— Start of TASK INPUTS —

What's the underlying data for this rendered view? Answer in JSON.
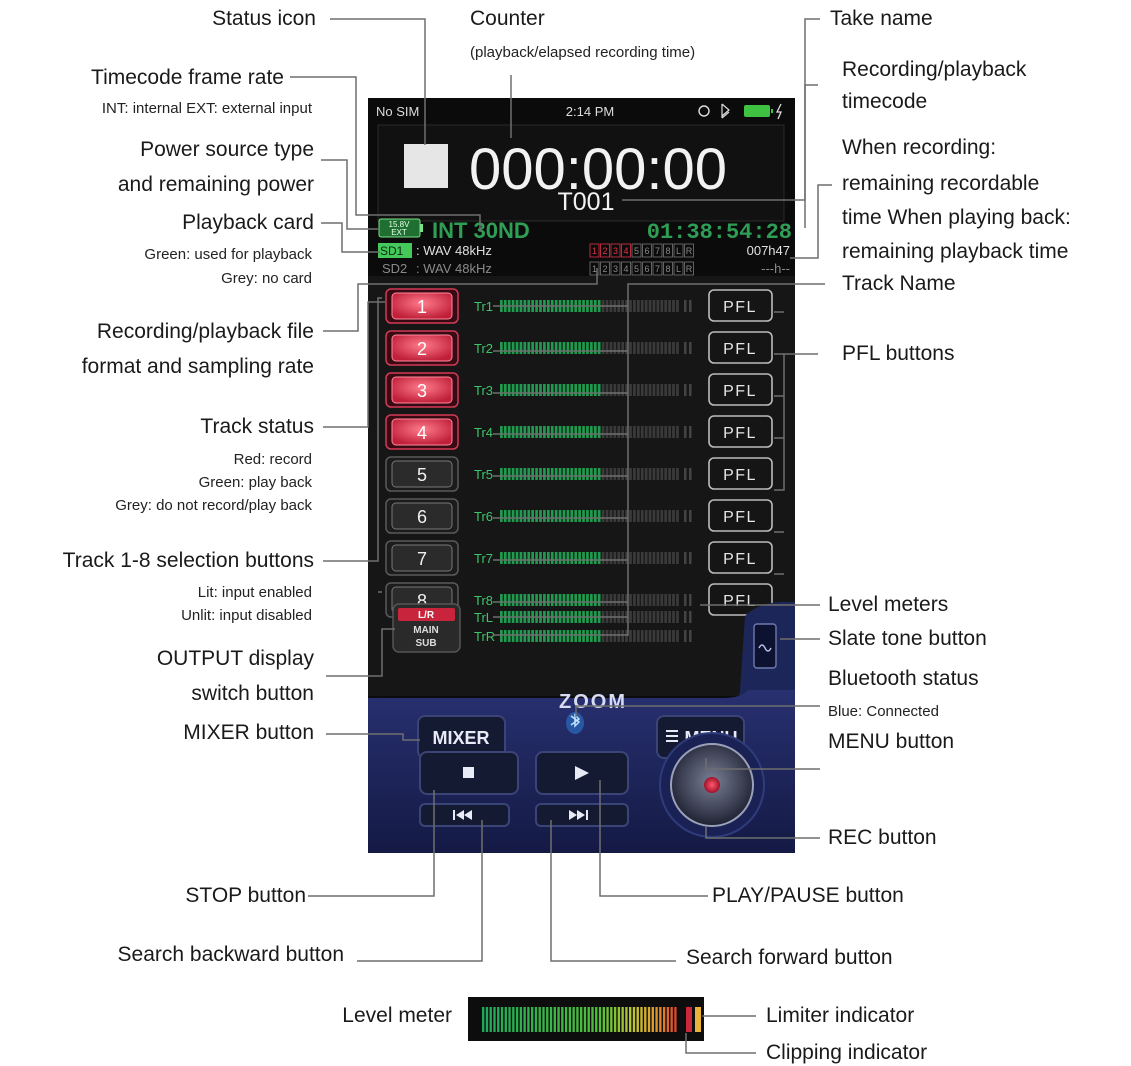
{
  "annotations": {
    "status_icon": "Status icon",
    "counter": "Counter",
    "counter_sub": "(playback/elapsed recording time)",
    "take_name": "Take name",
    "timecode_frame_rate": "Timecode frame rate",
    "timecode_frame_rate_sub": "INT: internal EXT: external input",
    "rec_play_timecode_1": "Recording/playback",
    "rec_play_timecode_2": "timecode",
    "power_source_1": "Power source type",
    "power_source_2": "and remaining power",
    "remaining_1": "When recording:",
    "remaining_2": "remaining recordable",
    "remaining_3": "time When playing back:",
    "remaining_4": "remaining playback time",
    "playback_card": "Playback card",
    "playback_card_green": "Green: used for playback",
    "playback_card_grey": "Grey: no card",
    "track_name": "Track Name",
    "file_format_1": "Recording/playback file",
    "file_format_2": "format and sampling rate",
    "pfl_buttons": "PFL buttons",
    "track_status": "Track status",
    "track_status_red": "Red: record",
    "track_status_green": "Green: play back",
    "track_status_grey": "Grey: do not record/play back",
    "track_selection": "Track 1-8 selection buttons",
    "track_selection_lit": "Lit: input enabled",
    "track_selection_unlit": "Unlit: input disabled",
    "level_meters": "Level meters",
    "slate_tone": "Slate tone button",
    "output_display_1": "OUTPUT display",
    "output_display_2": "switch button",
    "bluetooth_status": "Bluetooth status",
    "bluetooth_sub": "Blue: Connected",
    "mixer_button": "MIXER button",
    "menu_button": "MENU button",
    "rec_button": "REC button",
    "stop_button": "STOP button",
    "play_pause_button": "PLAY/PAUSE button",
    "search_backward": "Search backward button",
    "search_forward": "Search forward button",
    "level_meter": "Level meter",
    "limiter_indicator": "Limiter indicator",
    "clipping_indicator": "Clipping indicator"
  },
  "screen": {
    "status_bar": {
      "carrier": "No SIM",
      "time": "2:14 PM"
    },
    "counter": "000:00:00",
    "take_name": "T001",
    "power_badge_top": "15.8V",
    "power_badge_bottom": "EXT",
    "frame_rate": "INT 30ND",
    "timecode": "01:38:54:28",
    "cards": [
      {
        "label": "SD1",
        "format": ": WAV 48kHz",
        "remaining": "007h47",
        "active": true
      },
      {
        "label": "SD2",
        "format": ": WAV 48kHz",
        "remaining": "---h--",
        "active": false
      }
    ],
    "track_indicator_labels": [
      "1",
      "2",
      "3",
      "4",
      "5",
      "6",
      "7",
      "8",
      "L",
      "R"
    ],
    "tracks": [
      {
        "number": "1",
        "name": "Tr1",
        "armed": true
      },
      {
        "number": "2",
        "name": "Tr2",
        "armed": true
      },
      {
        "number": "3",
        "name": "Tr3",
        "armed": true
      },
      {
        "number": "4",
        "name": "Tr4",
        "armed": true
      },
      {
        "number": "5",
        "name": "Tr5",
        "armed": false
      },
      {
        "number": "6",
        "name": "Tr6",
        "armed": false
      },
      {
        "number": "7",
        "name": "Tr7",
        "armed": false
      },
      {
        "number": "8",
        "name": "Tr8",
        "armed": false
      }
    ],
    "pfl_label": "PFL",
    "output_lines": [
      "L/R",
      "MAIN",
      "SUB"
    ],
    "main_meters": [
      "TrL",
      "TrR"
    ],
    "brand": "ZOOM",
    "mixer_label": "MIXER",
    "menu_label": "MENU"
  },
  "colors": {
    "record_red": "#e0334a",
    "playback_green": "#2f9e55",
    "bluetooth_blue": "#3fa9ff",
    "panel_navy": "#1b2150"
  }
}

— End of TASK INPUTS —

:: EXERCISE DIRECTIONS ::
Tally the lines in the entries above that hold the word "Grey". Reply with nothing but that count.

:: EXPECTED OUTPUT ::
2